[Begin Records to use]

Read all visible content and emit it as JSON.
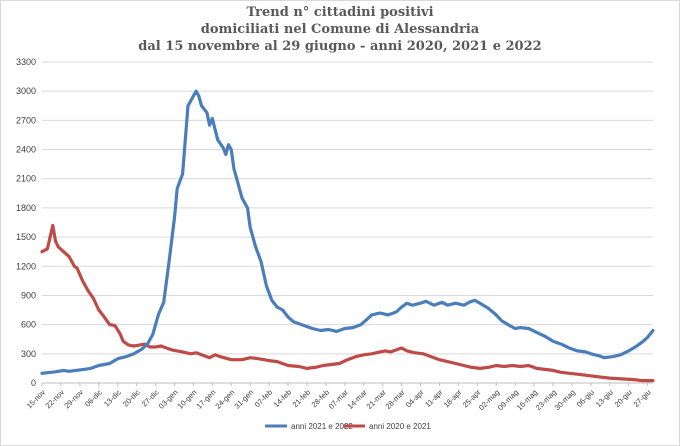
{
  "chart_data": {
    "type": "line",
    "title_lines": [
      "Trend n° cittadini positivi",
      "domiciliati nel Comune di Alessandria",
      "dal 15 novembre al 29 giugno - anni 2020, 2021 e 2022"
    ],
    "ylim": [
      0,
      3300
    ],
    "yticks": [
      0,
      300,
      600,
      900,
      1200,
      1500,
      1800,
      2100,
      2400,
      2700,
      3000,
      3300
    ],
    "grid": true,
    "legend_position": "bottom",
    "x_day_range": [
      0,
      226
    ],
    "x_ticks": [
      {
        "day": 0,
        "label": "15-nov"
      },
      {
        "day": 7,
        "label": "22-nov"
      },
      {
        "day": 14,
        "label": "29-nov"
      },
      {
        "day": 21,
        "label": "06-dic"
      },
      {
        "day": 28,
        "label": "13-dic"
      },
      {
        "day": 35,
        "label": "20-dic"
      },
      {
        "day": 42,
        "label": "27-dic"
      },
      {
        "day": 49,
        "label": "03-gen"
      },
      {
        "day": 56,
        "label": "10-gen"
      },
      {
        "day": 63,
        "label": "17-gen"
      },
      {
        "day": 70,
        "label": "24-gen"
      },
      {
        "day": 77,
        "label": "31-gen"
      },
      {
        "day": 84,
        "label": "07-feb"
      },
      {
        "day": 91,
        "label": "14-feb"
      },
      {
        "day": 98,
        "label": "21-feb"
      },
      {
        "day": 105,
        "label": "28-feb"
      },
      {
        "day": 112,
        "label": "07-mar"
      },
      {
        "day": 119,
        "label": "14-mar"
      },
      {
        "day": 126,
        "label": "21-mar"
      },
      {
        "day": 133,
        "label": "28-mar"
      },
      {
        "day": 140,
        "label": "04-apr"
      },
      {
        "day": 147,
        "label": "11-apr"
      },
      {
        "day": 154,
        "label": "18-apr"
      },
      {
        "day": 161,
        "label": "25-apr"
      },
      {
        "day": 168,
        "label": "02-mag"
      },
      {
        "day": 175,
        "label": "09-mag"
      },
      {
        "day": 182,
        "label": "16-mag"
      },
      {
        "day": 189,
        "label": "23-mag"
      },
      {
        "day": 196,
        "label": "30-mag"
      },
      {
        "day": 203,
        "label": "06-giu"
      },
      {
        "day": 210,
        "label": "13-giu"
      },
      {
        "day": 217,
        "label": "20-giu"
      },
      {
        "day": 224,
        "label": "27-giu"
      }
    ],
    "series": [
      {
        "name": "anni 2021 e 2022",
        "color": "#4a7ebb",
        "points": [
          [
            0,
            100
          ],
          [
            5,
            115
          ],
          [
            8,
            130
          ],
          [
            10,
            120
          ],
          [
            14,
            135
          ],
          [
            18,
            150
          ],
          [
            21,
            180
          ],
          [
            25,
            200
          ],
          [
            28,
            250
          ],
          [
            31,
            270
          ],
          [
            34,
            300
          ],
          [
            37,
            350
          ],
          [
            39,
            400
          ],
          [
            41,
            500
          ],
          [
            43,
            700
          ],
          [
            45,
            830
          ],
          [
            47,
            1250
          ],
          [
            49,
            1700
          ],
          [
            50,
            2000
          ],
          [
            52,
            2150
          ],
          [
            53,
            2500
          ],
          [
            54,
            2850
          ],
          [
            56,
            2950
          ],
          [
            57,
            3000
          ],
          [
            58,
            2950
          ],
          [
            59,
            2850
          ],
          [
            61,
            2780
          ],
          [
            62,
            2650
          ],
          [
            63,
            2720
          ],
          [
            65,
            2500
          ],
          [
            67,
            2420
          ],
          [
            68,
            2350
          ],
          [
            69,
            2450
          ],
          [
            70,
            2400
          ],
          [
            71,
            2200
          ],
          [
            72,
            2100
          ],
          [
            74,
            1900
          ],
          [
            76,
            1800
          ],
          [
            77,
            1600
          ],
          [
            79,
            1400
          ],
          [
            81,
            1250
          ],
          [
            83,
            1000
          ],
          [
            85,
            850
          ],
          [
            87,
            780
          ],
          [
            89,
            750
          ],
          [
            91,
            680
          ],
          [
            93,
            630
          ],
          [
            96,
            600
          ],
          [
            100,
            560
          ],
          [
            103,
            540
          ],
          [
            106,
            550
          ],
          [
            109,
            530
          ],
          [
            112,
            560
          ],
          [
            115,
            570
          ],
          [
            118,
            600
          ],
          [
            120,
            650
          ],
          [
            122,
            700
          ],
          [
            125,
            720
          ],
          [
            128,
            700
          ],
          [
            131,
            730
          ],
          [
            133,
            780
          ],
          [
            135,
            820
          ],
          [
            137,
            800
          ],
          [
            140,
            820
          ],
          [
            142,
            840
          ],
          [
            145,
            800
          ],
          [
            148,
            830
          ],
          [
            150,
            800
          ],
          [
            153,
            820
          ],
          [
            156,
            800
          ],
          [
            158,
            830
          ],
          [
            160,
            850
          ],
          [
            162,
            820
          ],
          [
            165,
            770
          ],
          [
            168,
            700
          ],
          [
            170,
            640
          ],
          [
            173,
            590
          ],
          [
            175,
            560
          ],
          [
            177,
            570
          ],
          [
            180,
            560
          ],
          [
            183,
            520
          ],
          [
            186,
            480
          ],
          [
            189,
            430
          ],
          [
            192,
            400
          ],
          [
            195,
            360
          ],
          [
            198,
            330
          ],
          [
            201,
            320
          ],
          [
            203,
            300
          ],
          [
            206,
            280
          ],
          [
            208,
            260
          ],
          [
            211,
            270
          ],
          [
            214,
            290
          ],
          [
            217,
            330
          ],
          [
            220,
            380
          ],
          [
            222,
            420
          ],
          [
            224,
            470
          ],
          [
            226,
            540
          ]
        ]
      },
      {
        "name": "anni 2020 e 2021",
        "color": "#be4b48",
        "points": [
          [
            0,
            1350
          ],
          [
            2,
            1380
          ],
          [
            3,
            1500
          ],
          [
            4,
            1620
          ],
          [
            5,
            1460
          ],
          [
            6,
            1400
          ],
          [
            8,
            1350
          ],
          [
            10,
            1300
          ],
          [
            12,
            1200
          ],
          [
            13,
            1180
          ],
          [
            15,
            1050
          ],
          [
            17,
            950
          ],
          [
            19,
            870
          ],
          [
            21,
            750
          ],
          [
            23,
            680
          ],
          [
            25,
            600
          ],
          [
            27,
            590
          ],
          [
            29,
            500
          ],
          [
            30,
            430
          ],
          [
            32,
            390
          ],
          [
            34,
            380
          ],
          [
            36,
            390
          ],
          [
            38,
            400
          ],
          [
            40,
            370
          ],
          [
            42,
            370
          ],
          [
            44,
            380
          ],
          [
            46,
            360
          ],
          [
            48,
            340
          ],
          [
            50,
            330
          ],
          [
            52,
            320
          ],
          [
            55,
            300
          ],
          [
            57,
            310
          ],
          [
            59,
            290
          ],
          [
            62,
            260
          ],
          [
            64,
            290
          ],
          [
            66,
            270
          ],
          [
            70,
            240
          ],
          [
            74,
            240
          ],
          [
            77,
            260
          ],
          [
            80,
            250
          ],
          [
            84,
            230
          ],
          [
            87,
            220
          ],
          [
            91,
            180
          ],
          [
            95,
            170
          ],
          [
            98,
            150
          ],
          [
            101,
            160
          ],
          [
            104,
            180
          ],
          [
            107,
            190
          ],
          [
            110,
            200
          ],
          [
            113,
            240
          ],
          [
            116,
            270
          ],
          [
            119,
            290
          ],
          [
            122,
            300
          ],
          [
            125,
            320
          ],
          [
            127,
            330
          ],
          [
            129,
            320
          ],
          [
            131,
            340
          ],
          [
            133,
            360
          ],
          [
            135,
            330
          ],
          [
            138,
            310
          ],
          [
            141,
            300
          ],
          [
            144,
            270
          ],
          [
            147,
            240
          ],
          [
            150,
            220
          ],
          [
            153,
            200
          ],
          [
            156,
            180
          ],
          [
            159,
            160
          ],
          [
            162,
            150
          ],
          [
            165,
            160
          ],
          [
            168,
            180
          ],
          [
            171,
            170
          ],
          [
            174,
            180
          ],
          [
            177,
            170
          ],
          [
            180,
            180
          ],
          [
            183,
            150
          ],
          [
            186,
            140
          ],
          [
            189,
            130
          ],
          [
            192,
            110
          ],
          [
            195,
            100
          ],
          [
            198,
            90
          ],
          [
            201,
            80
          ],
          [
            204,
            70
          ],
          [
            207,
            60
          ],
          [
            210,
            50
          ],
          [
            213,
            45
          ],
          [
            216,
            40
          ],
          [
            219,
            35
          ],
          [
            222,
            25
          ],
          [
            226,
            25
          ]
        ]
      }
    ]
  }
}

[End Records to use]

▶ _Directions_: Search the data above for lines holding "name" and copy each of them.

▶ _Exercise answer_:
        "name": "anni 2021 e 2022",
        "name": "anni 2020 e 2021",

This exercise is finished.